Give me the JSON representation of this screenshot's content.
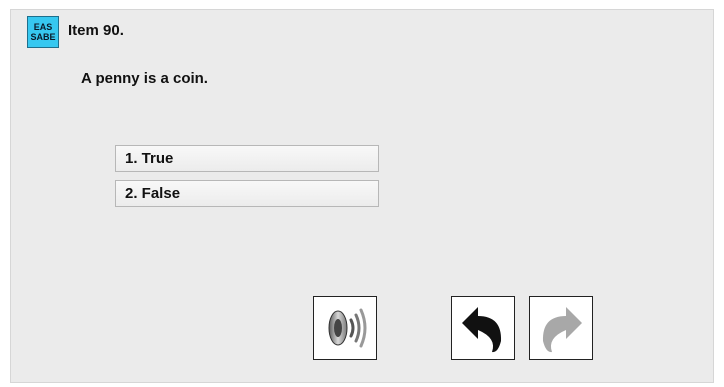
{
  "badge": {
    "line1": "EAS",
    "line2": "SABE",
    "color": "#37c8f0"
  },
  "item": {
    "label": "Item 90."
  },
  "question": {
    "text": "A penny is a coin."
  },
  "options": [
    {
      "label": "1. True"
    },
    {
      "label": "2. False"
    }
  ],
  "controls": {
    "audio": {
      "icon": "speaker-icon"
    },
    "back": {
      "icon": "back-arrow-icon",
      "enabled": true
    },
    "forward": {
      "icon": "forward-arrow-icon",
      "enabled": false
    }
  }
}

» **The exercise**:
Transcribe the listing in full. Omit the pictures and keep every line exact.

» **Solved problem**:
Give me the JSON representation of this screenshot's content.
{
  "badge": {
    "line1": "EAS",
    "line2": "SABE",
    "color": "#37c8f0"
  },
  "item": {
    "label": "Item 90."
  },
  "question": {
    "text": "A penny is a coin."
  },
  "options": [
    {
      "label": "1. True"
    },
    {
      "label": "2. False"
    }
  ],
  "controls": {
    "audio": {
      "icon": "speaker-icon"
    },
    "back": {
      "icon": "back-arrow-icon",
      "enabled": true
    },
    "forward": {
      "icon": "forward-arrow-icon",
      "enabled": false
    }
  }
}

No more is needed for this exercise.